- _Work to be completed_: Filter the records below for the word "concrete". Copy each line that holds it.

- _Excerpted records_:
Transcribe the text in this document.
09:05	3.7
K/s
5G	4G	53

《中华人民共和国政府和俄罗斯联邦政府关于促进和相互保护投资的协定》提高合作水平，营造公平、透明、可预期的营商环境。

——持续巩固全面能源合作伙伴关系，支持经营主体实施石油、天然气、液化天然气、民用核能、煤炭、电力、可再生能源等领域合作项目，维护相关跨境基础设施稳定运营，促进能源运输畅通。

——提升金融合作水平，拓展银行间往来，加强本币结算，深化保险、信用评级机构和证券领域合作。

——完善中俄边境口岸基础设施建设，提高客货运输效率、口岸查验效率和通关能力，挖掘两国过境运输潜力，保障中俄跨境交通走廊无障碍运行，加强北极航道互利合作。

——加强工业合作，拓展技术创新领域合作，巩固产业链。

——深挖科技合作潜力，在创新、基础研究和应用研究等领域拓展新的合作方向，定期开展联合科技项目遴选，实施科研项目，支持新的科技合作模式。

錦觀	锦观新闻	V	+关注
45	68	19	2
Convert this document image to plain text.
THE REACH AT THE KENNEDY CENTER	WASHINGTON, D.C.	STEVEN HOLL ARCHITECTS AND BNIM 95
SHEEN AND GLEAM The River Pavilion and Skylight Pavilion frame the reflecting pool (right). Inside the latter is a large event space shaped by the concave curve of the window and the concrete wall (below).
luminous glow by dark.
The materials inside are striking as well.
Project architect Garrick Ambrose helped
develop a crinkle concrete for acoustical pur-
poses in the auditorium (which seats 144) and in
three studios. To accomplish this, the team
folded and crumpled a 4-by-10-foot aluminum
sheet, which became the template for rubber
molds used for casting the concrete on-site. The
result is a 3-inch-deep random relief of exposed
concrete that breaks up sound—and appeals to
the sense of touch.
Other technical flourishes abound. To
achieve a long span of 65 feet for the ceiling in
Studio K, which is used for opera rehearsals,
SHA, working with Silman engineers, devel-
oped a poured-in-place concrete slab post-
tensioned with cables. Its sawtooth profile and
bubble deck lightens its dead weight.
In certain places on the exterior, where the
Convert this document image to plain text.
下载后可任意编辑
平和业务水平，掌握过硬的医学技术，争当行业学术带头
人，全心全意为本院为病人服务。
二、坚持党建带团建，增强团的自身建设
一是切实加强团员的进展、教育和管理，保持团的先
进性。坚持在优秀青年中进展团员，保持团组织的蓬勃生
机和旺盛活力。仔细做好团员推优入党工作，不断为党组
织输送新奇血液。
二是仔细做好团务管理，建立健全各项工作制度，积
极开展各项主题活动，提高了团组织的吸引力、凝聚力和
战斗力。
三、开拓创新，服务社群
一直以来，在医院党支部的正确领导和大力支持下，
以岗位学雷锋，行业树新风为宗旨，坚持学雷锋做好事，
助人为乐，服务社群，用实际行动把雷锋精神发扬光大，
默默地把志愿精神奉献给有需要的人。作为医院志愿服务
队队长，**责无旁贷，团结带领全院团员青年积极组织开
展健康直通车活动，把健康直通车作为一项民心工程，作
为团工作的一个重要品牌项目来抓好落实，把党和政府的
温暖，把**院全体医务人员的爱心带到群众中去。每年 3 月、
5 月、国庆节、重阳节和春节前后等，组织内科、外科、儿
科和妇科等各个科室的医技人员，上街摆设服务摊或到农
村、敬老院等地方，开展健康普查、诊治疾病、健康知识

- _Response to the task_:
SHEEN AND GLEAM The River Pavilion and Skylight Pavilion frame the reflecting pool (right). Inside the latter is a large event space shaped by the concave curve of the window and the concrete wall (below).
develop a crinkle concrete for acoustical pur-
molds used for casting the concrete on-site. The
concrete that breaks up sound—and appeals to
oped a poured-in-place concrete slab post-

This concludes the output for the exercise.